# Given records
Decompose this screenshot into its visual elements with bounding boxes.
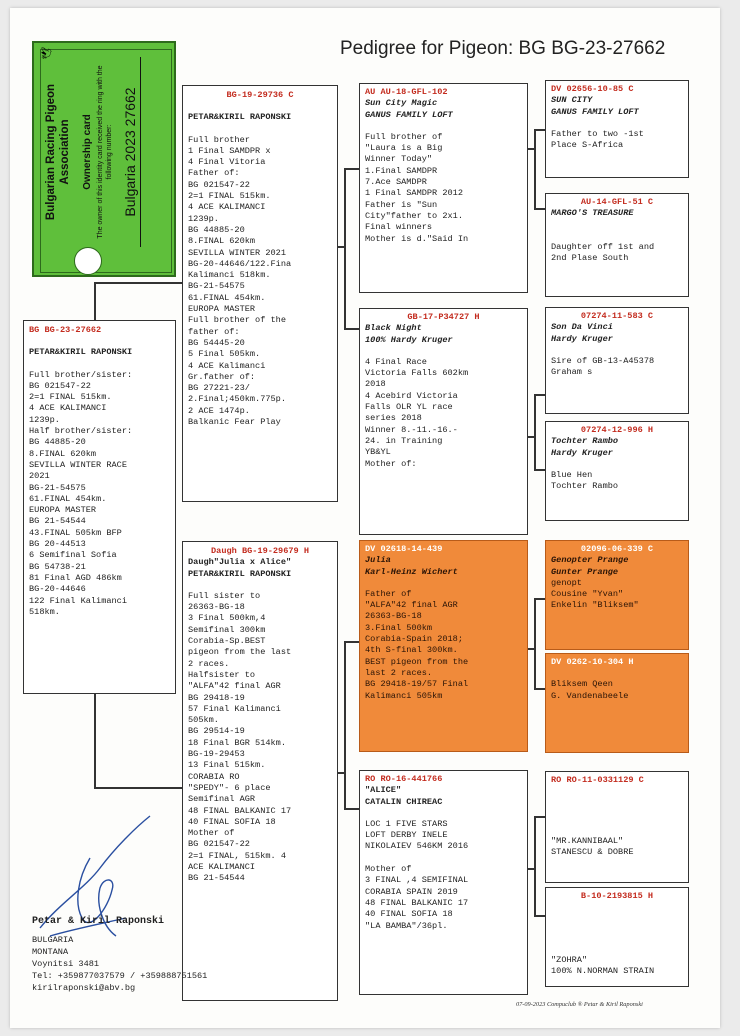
ring-number: RO RO-11-0331129 C [551, 775, 644, 785]
pigeon-notes: genopt Cousine "Yvan" Enkelin "Bliksem" [551, 577, 639, 611]
association-name: Bulgarian Racing Pigeon Association [45, 83, 71, 221]
owner-town: Voynitsi 3481 [32, 959, 100, 969]
ring-number: BG-19-29736 C [226, 90, 294, 100]
pigeon-name: MARGO'S TREASURE [551, 208, 634, 219]
pigeon-notes: 4 Final Race Victoria Falls 602km 2018 4 Acebird Victoria Falls OLR YL race series 2018 Winner 8.-11.-16.- 24. in Training YB&YL Mother of: [365, 356, 469, 469]
pigeon-icon: 🕊 [42, 47, 53, 60]
pigeon-name: SUN CITY GANUS FAMILY LOFT [551, 95, 639, 117]
sire-box [182, 85, 338, 502]
pigeon-notes: Sire of GB-13-A45378 Graham s [551, 355, 655, 378]
ring-number: GB-17-P34727 H [407, 312, 480, 322]
dss-box [545, 540, 689, 650]
ring-number: 02096-06-339 C [580, 544, 654, 554]
pigeon-name: Tochter Rambo Hardy Kruger [551, 436, 619, 458]
ownership-card [32, 41, 176, 277]
pedigree-sheet [10, 8, 720, 1028]
sire-dam-box [359, 308, 528, 535]
ring-number: AU-14-GFL-51 C [580, 197, 654, 207]
owner-region: MONTANA [32, 947, 69, 957]
sss-box [545, 80, 689, 178]
pigeon-name: Julia Karl-Heinz Wichert [365, 555, 458, 577]
owner-phone: Tel: +359877037579 / +359888751561 [32, 971, 208, 981]
pigeon-notes: Father of "ALFA"42 final AGR 26363-BG-18 3.Final 500km Corabia-Spain 2018; 4th S-final 300km. BEST pigeon from the last 2 races. BG 29418-19/57 Final Kalimanci 505km [365, 588, 469, 701]
pigeon-notes: Daughter off 1st and 2nd Plase South [551, 241, 655, 264]
ring-number: RO RO-16-441766 [365, 774, 443, 784]
pigeon-notes: Father to two -1st Place S-Africa [551, 128, 644, 151]
pigeon-notes: Blue Hen Tochter Rambo [551, 469, 619, 492]
owner-name: Petar & Kiril Raponski [32, 916, 165, 927]
owner-info [32, 916, 292, 994]
owner-name: PETAR&KIRIL RAPONSKI [188, 112, 292, 123]
subject-pigeon-box [23, 320, 176, 694]
owner-country: BULGARIA [32, 935, 74, 945]
ring-number: AU AU-18-GFL-102 [365, 87, 448, 97]
dds-box [545, 771, 689, 883]
pigeon-notes: LOC 1 FIVE STARS LOFT DERBY INELE NIKOLAIEV 546KM 2016 Mother of 3 FINAL ,4 SEMIFINAL CORABIA SPAIN 2019 48 FINAL BALKANIC 17 40 FINAL SOFIA 18 "LA BAMBA"/36pl. [365, 818, 469, 931]
pigeon-name: Son Da Vinci Hardy Kruger [551, 322, 613, 344]
pigeon-name: Genopter Prange Gunter Prange [551, 555, 629, 577]
sds-box [545, 307, 689, 414]
ring-number: Daugh BG-19-29679 H [211, 546, 309, 556]
ownership-note: The owner of this identity card received the ring with the following number: [97, 65, 113, 239]
dsd-box [545, 653, 689, 753]
ring-number: DV 0262-10-304 H [551, 657, 634, 667]
pigeon-name: Sun City Magic GANUS FAMILY LOFT [365, 98, 453, 120]
ring-number: 07274-11-583 C [580, 311, 654, 321]
pigeon-name: Bliksem Qeen G. Vandenabeele [551, 679, 629, 701]
owner-name: PETAR&KIRIL RAPONSKI [29, 347, 133, 358]
ring-number: Bulgaria 2023 27662 [122, 57, 141, 247]
ring-number: 07274-12-996 H [580, 425, 654, 435]
pigeon-notes: "ZOHRA" 100% N.NORMAN STRAIN [551, 954, 655, 977]
ddd-box [545, 887, 689, 987]
page-title: Pedigree for Pigeon: BG BG-23-27662 [340, 38, 666, 59]
pigeon-name: Black Night 100% Hardy Kruger [365, 323, 453, 345]
pigeon-name: Daugh"Julia x Alice" PETAR&KIRIL RAPONSKI [188, 557, 292, 579]
ssd-box [545, 193, 689, 297]
pigeon-notes: Full brother of "Laura is a Big Winner Today" 1.Final SAMDPR 7.Ace SAMDPR 1 Final SAMDPR 2012 Father is "Sun City"father to 2x1. Final winners Mother is d."Said In [365, 131, 469, 244]
ownership-card-label: Ownership card [82, 114, 93, 190]
dam-dam-box [359, 770, 528, 995]
association-logo [74, 247, 102, 275]
ring-number: B-10-2193815 H [580, 891, 654, 901]
pigeon-notes: Full sister to 26363-BG-18 3 Final 500km,4 Semifinal 300km Corabia-Sp.BEST pigeon from the last 2 races. Halfsister to "ALFA"42 final AGR BG 29418-19 57 Final Kalimanci 505km. BG 29514-19 18 Final BGR 514km. BG-19-29453 13 Final 515km. CORABIA RO "SPEDY"- 6 place Semifinal AGR 48 FINAL BALKANIC 17 40 FINAL SOFIA 18 Mother of BG 021547-22 2=1 FINAL, 515km. 4 ACE KALIMANCI BG 21-54544 [188, 590, 292, 884]
sdd-box [545, 421, 689, 521]
pigeon-notes: Full brother 1 Final SAMDPR x 4 Final Vitoria Father of: BG 021547-22 2=1 FINAL 515km. 4 ACE KALIMANCI 1239p. BG 44885-20 8.FINAL 620km SEVILLA WINTER 2021 BG-20-44646/122.Fina Kalimanci 518km. BG-21-54575 61.FINAL 454km. EUROPA MASTER Full brother of the father of: BG 54445-20 5 Final 505km. 4 ACE Kalimanci Gr.father of: BG 27221-23/ 2.Final;450km.775p. 2 ACE 1474p. Balkanic Fear Play [188, 134, 292, 428]
pigeon-notes: "MR.KANNIBAAL" STANESCU & DOBRE [551, 835, 634, 857]
pigeon-notes: Full brother/sister: BG 021547-22 2=1 FINAL 515km. 4 ACE KALIMANCI 1239p. Half brother/sister: BG 44885-20 8.FINAL 620km SEVILLA WINTER RACE 2021 BG-21-54575 61.FINAL 454km. EUROPA MASTER BG 21-54544 43.FINAL 505km BFP BG 20-44513 6 Semifinal Sofia BG 54738-21 81 Final AGD 486km BG-20-44646 122 Final Kalimanci 518km. [29, 369, 133, 617]
ring-number: DV 02656-10-85 C [551, 84, 634, 94]
pigeon-name: "ALICE" CATALIN CHIREAC [365, 785, 443, 807]
footer-credit: 07-09-2023 Compuclub ® Petar & Kiril Raponski [516, 1001, 643, 1008]
dam-sire-box [359, 540, 528, 752]
sire-sire-box [359, 83, 528, 293]
owner-email: kirilraponski@abv.bg [32, 983, 136, 993]
ring-number: DV 02618-14-439 [365, 544, 443, 554]
ring-number: BG BG-23-27662 [29, 325, 102, 335]
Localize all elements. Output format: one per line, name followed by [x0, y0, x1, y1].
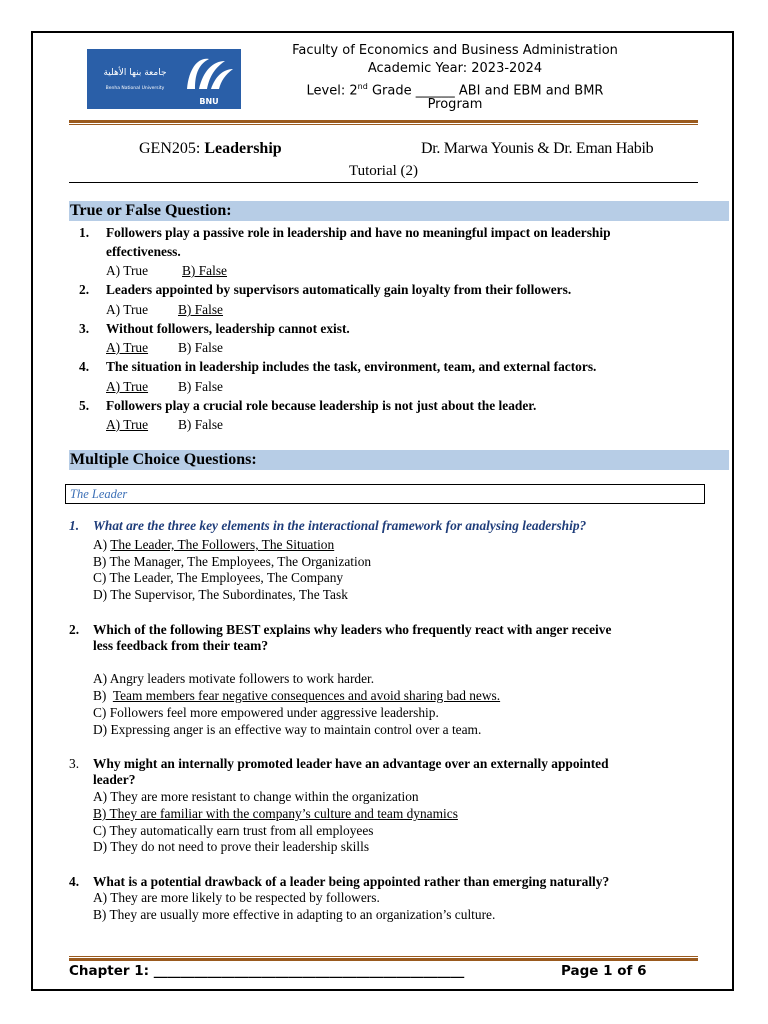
program-line: Program: [427, 97, 483, 112]
tf-q4-option-b[interactable]: B) False: [178, 379, 224, 394]
logo-abbr: BNU: [199, 97, 219, 106]
footer-rule: [69, 958, 698, 961]
mcq-section-title: Multiple Choice Questions:: [69, 450, 729, 470]
university-logo: [87, 49, 241, 109]
tf-q5-option-b[interactable]: B) False: [178, 417, 224, 432]
mcq-q1-option-b[interactable]: B) The Manager, The Employees, The Organization: [93, 554, 372, 569]
mcq-q3-option-c[interactable]: C) They automatically earn trust from all employees: [93, 823, 374, 838]
faculty-name: Faculty of Economics and Business Administration: [292, 43, 618, 58]
mcq-q3-option-b[interactable]: B) They are familiar with the company’s culture and team dynamics: [93, 806, 458, 821]
mcq-q2-option-a[interactable]: A) Angry leaders motivate followers to work harder.: [93, 671, 375, 686]
footer-page-number: Page 1 of 6: [561, 963, 647, 979]
tf-q3-num: 3.: [79, 321, 90, 336]
header-rule-thin: [69, 124, 698, 125]
tf-q2-text: Leaders appointed by supervisors automatically gain loyalty from their followers.: [106, 282, 572, 297]
tf-q3-option-b[interactable]: B) False: [178, 340, 224, 355]
mcq-q1-option-c[interactable]: C) The Leader, The Employees, The Company: [93, 570, 344, 585]
footer-chapter: Chapter 1: ______________________________________________: [69, 963, 465, 979]
course-rule: [69, 182, 698, 183]
tf-q2-option-b[interactable]: B) False: [178, 302, 224, 317]
tf-q3-text: Without followers, leadership cannot exist.: [106, 321, 350, 336]
mcq-q1-option-a[interactable]: A) The Leader, The Followers, The Situation: [93, 537, 335, 552]
mcq-q1-option-d[interactable]: D) The Supervisor, The Subordinates, The Task: [93, 587, 348, 602]
mcq-q2-text-cont: less feedback from their team?: [93, 638, 269, 653]
tf-q3-option-a[interactable]: A) True: [106, 340, 149, 355]
tf-q1-text-cont: effectiveness.: [106, 244, 181, 259]
footer-rule-thin: [69, 956, 698, 957]
mcq-q4-num: 4.: [69, 874, 80, 889]
tf-q2-option-a[interactable]: A) True: [106, 302, 149, 317]
mcq-q2-option-b[interactable]: B) Team members fear negative consequences and avoid sharing bad news.: [93, 688, 501, 703]
level-line: Level: 2nd Grade ______ ABI and EBM and BMR: [306, 82, 604, 99]
tf-q1-option-a[interactable]: A) True: [106, 263, 149, 278]
mcq-q4-option-a[interactable]: A) They are more likely to be respected by followers.: [93, 890, 380, 905]
subsection-the-leader: The Leader: [65, 484, 705, 504]
mcq-q2-option-d[interactable]: D) Expressing anger is an effective way to maintain control over a team.: [93, 722, 482, 737]
mcq-q4-option-b[interactable]: B) They are usually more effective in adapting to an organization’s culture.: [93, 907, 496, 922]
tf-q4-option-a[interactable]: A) True: [106, 379, 149, 394]
mcq-q1-text: What are the three key elements in the interactional framework for analysing leadership?: [93, 518, 587, 533]
mcq-q2-text: Which of the following BEST explains why leaders who frequently react with anger receive: [93, 622, 612, 637]
tf-q1-num: 1.: [79, 225, 90, 240]
mcq-q2-option-c[interactable]: C) Followers feel more empowered under aggressive leadership.: [93, 705, 439, 720]
mcq-q3-num: 3.: [69, 756, 80, 771]
tf-q5-text: Followers play a crucial role because leadership is not just about the leader.: [106, 398, 537, 413]
logo-text-en: Benha National University: [105, 86, 165, 91]
mcq-q3-text: Why might an internally promoted leader have an advantage over an externally appointed: [93, 756, 609, 771]
tf-section-title: True or False Question:: [69, 201, 729, 221]
logo-text-ar: جامعة بنها الأهلية: [103, 68, 167, 78]
instructors: Dr. Marwa Younis & Dr. Eman Habib: [421, 140, 654, 157]
mcq-q2-num: 2.: [69, 622, 80, 637]
mcq-q3-option-d[interactable]: D) They do not need to prove their leadership skills: [93, 839, 370, 854]
tf-q5-option-a[interactable]: A) True: [106, 417, 149, 432]
footer: [69, 963, 698, 979]
course-title: GEN205: Leadership: [139, 140, 282, 157]
mcq-q3-text-cont: leader?: [93, 772, 136, 787]
tf-q1-text: Followers play a passive role in leadership and have no meaningful impact on leadership: [106, 225, 611, 240]
tf-q1-option-b[interactable]: B) False: [182, 263, 228, 278]
tf-q2-num: 2.: [79, 282, 90, 297]
tf-q4-num: 4.: [79, 359, 90, 374]
mcq-q4-text: What is a potential drawback of a leader being appointed rather than emerging naturally?: [93, 874, 610, 889]
tutorial-number: Tutorial (2): [348, 163, 419, 179]
mcq-q3-option-a[interactable]: A) They are more resistant to change within the organization: [93, 789, 419, 804]
course-line: [69, 140, 698, 162]
header-rule: [69, 120, 698, 123]
mcq-q1-num: 1.: [69, 518, 80, 533]
academic-year: Academic Year: 2023-2024: [367, 61, 543, 76]
tf-q5-num: 5.: [79, 398, 90, 413]
tf-q4-text: The situation in leadership includes the task, environment, team, and external factors.: [106, 359, 597, 374]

# What is asked
State how many lines of the entries contain the string "Father". Match case exactly, and reply with the number alone.

# Answer to the exercise
4